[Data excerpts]
-=-=-=-=-

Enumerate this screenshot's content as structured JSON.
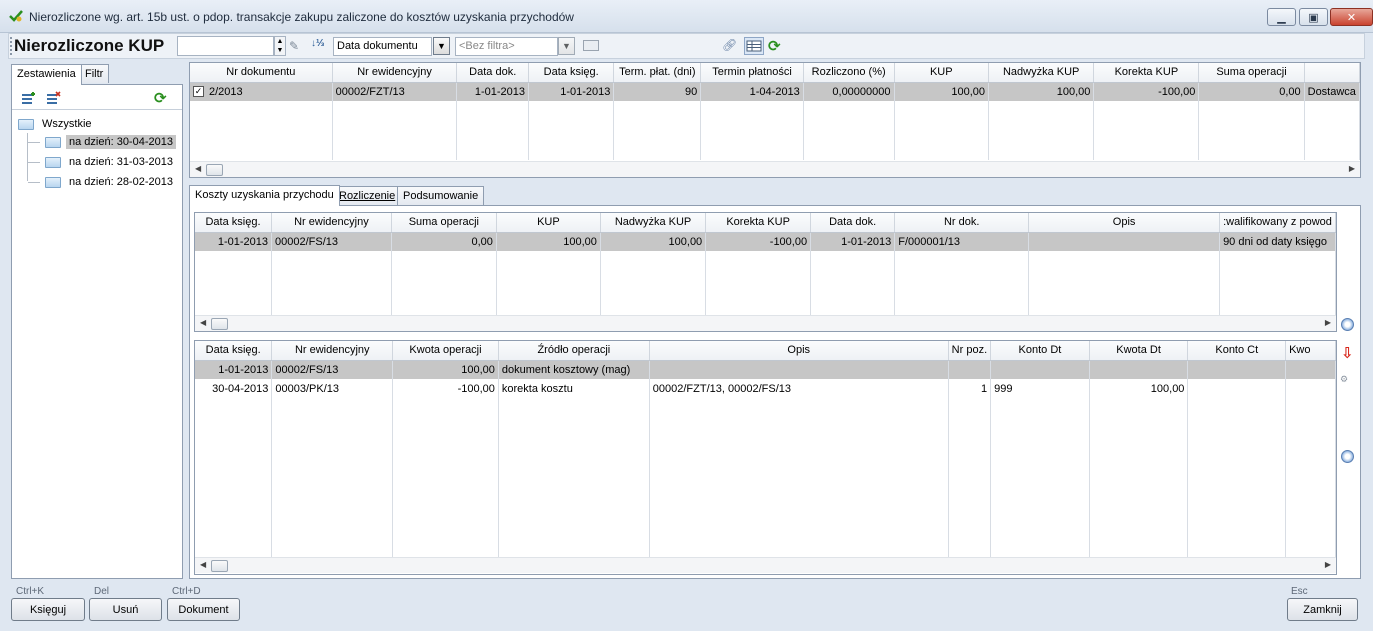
{
  "window": {
    "title": "Nierozliczone wg. art. 15b ust. o pdop. transakcje zakupu zaliczone do kosztów uzyskania przychodów"
  },
  "toolbar": {
    "title": "Nierozliczone KUP",
    "sort_value": "Data dokumentu",
    "filter_placeholder": "<Bez filtra>"
  },
  "left_tabs": [
    "Zestawienia",
    "Filtr"
  ],
  "tree": {
    "root": "Wszystkie",
    "items": [
      "na dzień: 30-04-2013",
      "na dzień: 31-03-2013",
      "na dzień: 28-02-2013"
    ]
  },
  "top_grid": {
    "columns": [
      "Nr dokumentu",
      "Nr ewidencyjny",
      "Data dok.",
      "Data księg.",
      "Term. płat. (dni)",
      "Termin płatności",
      "Rozliczono (%)",
      "KUP",
      "Nadwyżka KUP",
      "Korekta KUP",
      "Suma operacji",
      ""
    ],
    "rows": [
      [
        "2/2013",
        "00002/FZT/13",
        "1-01-2013",
        "1-01-2013",
        "90",
        "1-04-2013",
        "0,00000000",
        "100,00",
        "100,00",
        "-100,00",
        "0,00",
        "Dostawca"
      ]
    ]
  },
  "detail_tabs": [
    "Koszty uzyskania przychodu",
    "Rozliczenie",
    "Podsumowanie"
  ],
  "kup_grid": {
    "columns": [
      "Data księg.",
      "Nr ewidencyjny",
      "Suma operacji",
      "KUP",
      "Nadwyżka KUP",
      "Korekta KUP",
      "Data dok.",
      "Nr dok.",
      "Opis",
      ":walifikowany z powod"
    ],
    "rows": [
      [
        "1-01-2013",
        "00002/FS/13",
        "0,00",
        "100,00",
        "100,00",
        "-100,00",
        "1-01-2013",
        "F/000001/13",
        "",
        "90 dni od daty księgo"
      ]
    ]
  },
  "ops_grid": {
    "columns": [
      "Data księg.",
      "Nr ewidencyjny",
      "Kwota operacji",
      "Źródło operacji",
      "Opis",
      "Nr poz.",
      "Konto Dt",
      "Kwota Dt",
      "Konto Ct",
      "Kwo"
    ],
    "rows": [
      [
        "1-01-2013",
        "00002/FS/13",
        "100,00",
        "dokument kosztowy (mag)",
        "",
        "",
        "",
        "",
        "",
        ""
      ],
      [
        "30-04-2013",
        "00003/PK/13",
        "-100,00",
        "korekta kosztu",
        "00002/FZT/13, 00002/FS/13",
        "1",
        "999",
        "100,00",
        "",
        ""
      ]
    ]
  },
  "footer": {
    "buttons": [
      {
        "shortcut": "Ctrl+K",
        "label": "Księguj"
      },
      {
        "shortcut": "Del",
        "label": "Usuń"
      },
      {
        "shortcut": "Ctrl+D",
        "label": "Dokument"
      }
    ],
    "close": {
      "shortcut": "Esc",
      "label": "Zamknij"
    }
  },
  "colors": {
    "selection": "#c6c6c6",
    "background": "#dfe7f1",
    "accent": "#2a8f1f"
  }
}
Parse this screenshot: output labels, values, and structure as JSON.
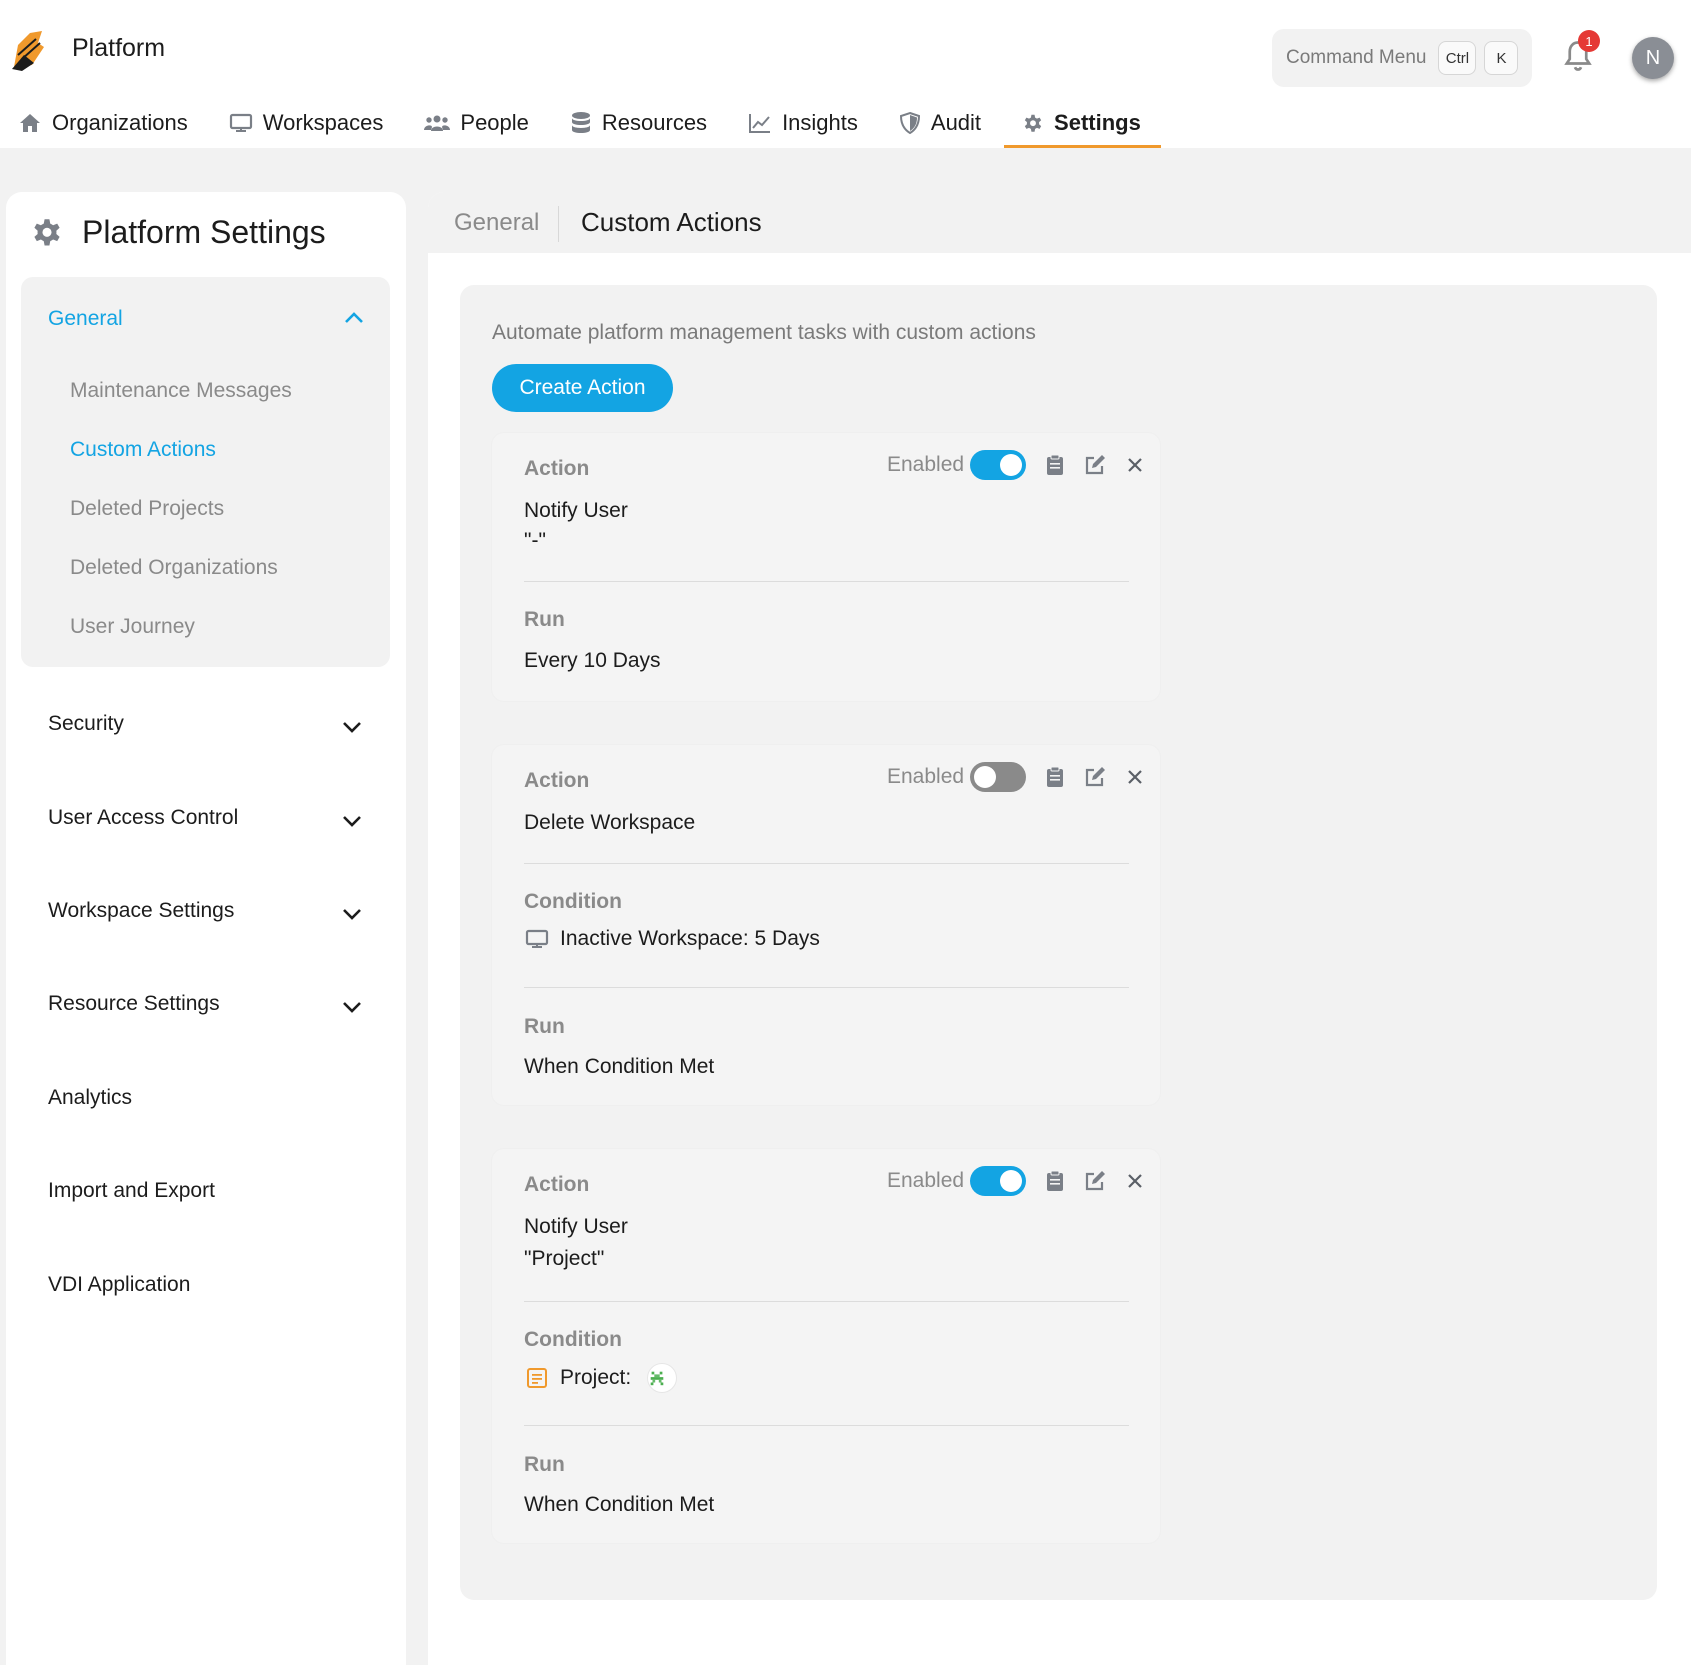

-=-=-=-=-

#### Problem
Every line of text is to be repeated exactly; pictures are left out.

#### Result of the exercise
Enumerate this screenshot's content as structured JSON.
{
  "window": {
    "title": "Nierozliczone wg. art. 15b ust. o pdop. transakcje zakupu zaliczone do kosztów uzyskania przychodów"
  },
  "toolbar": {
    "title": "Nierozliczone KUP",
    "sort_value": "Data dokumentu",
    "filter_placeholder": "<Bez filtra>"
  },
  "left_tabs": [
    "Zestawienia",
    "Filtr"
  ],
  "tree": {
    "root": "Wszystkie",
    "items": [
      "na dzień: 30-04-2013",
      "na dzień: 31-03-2013",
      "na dzień: 28-02-2013"
    ]
  },
  "top_grid": {
    "columns": [
      "Nr dokumentu",
      "Nr ewidencyjny",
      "Data dok.",
      "Data księg.",
      "Term. płat. (dni)",
      "Termin płatności",
      "Rozliczono (%)",
      "KUP",
      "Nadwyżka KUP",
      "Korekta KUP",
      "Suma operacji",
      ""
    ],
    "rows": [
      [
        "2/2013",
        "00002/FZT/13",
        "1-01-2013",
        "1-01-2013",
        "90",
        "1-04-2013",
        "0,00000000",
        "100,00",
        "100,00",
        "-100,00",
        "0,00",
        "Dostawca"
      ]
    ]
  },
  "detail_tabs": [
    "Koszty uzyskania przychodu",
    "Rozliczenie",
    "Podsumowanie"
  ],
  "kup_grid": {
    "columns": [
      "Data księg.",
      "Nr ewidencyjny",
      "Suma operacji",
      "KUP",
      "Nadwyżka KUP",
      "Korekta KUP",
      "Data dok.",
      "Nr dok.",
      "Opis",
      ":walifikowany z powod"
    ],
    "rows": [
      [
        "1-01-2013",
        "00002/FS/13",
        "0,00",
        "100,00",
        "100,00",
        "-100,00",
        "1-01-2013",
        "F/000001/13",
        "",
        "90 dni od daty księgo"
      ]
    ]
  },
  "ops_grid": {
    "columns": [
      "Data księg.",
      "Nr ewidencyjny",
      "Kwota operacji",
      "Źródło operacji",
      "Opis",
      "Nr poz.",
      "Konto Dt",
      "Kwota Dt",
      "Konto Ct",
      "Kwo"
    ],
    "rows": [
      [
        "1-01-2013",
        "00002/FS/13",
        "100,00",
        "dokument kosztowy (mag)",
        "",
        "",
        "",
        "",
        "",
        ""
      ],
      [
        "30-04-2013",
        "00003/PK/13",
        "-100,00",
        "korekta kosztu",
        "00002/FZT/13, 00002/FS/13",
        "1",
        "999",
        "100,00",
        "",
        ""
      ]
    ]
  },
  "footer": {
    "buttons": [
      {
        "shortcut": "Ctrl+K",
        "label": "Księguj"
      },
      {
        "shortcut": "Del",
        "label": "Usuń"
      },
      {
        "shortcut": "Ctrl+D",
        "label": "Dokument"
      }
    ],
    "close": {
      "shortcut": "Esc",
      "label": "Zamknij"
    }
  },
  "colors": {
    "selection": "#c6c6c6",
    "background": "#dfe7f1",
    "accent": "#2a8f1f"
  }
}
Parse this screenshot: output labels, values, and structure as JSON.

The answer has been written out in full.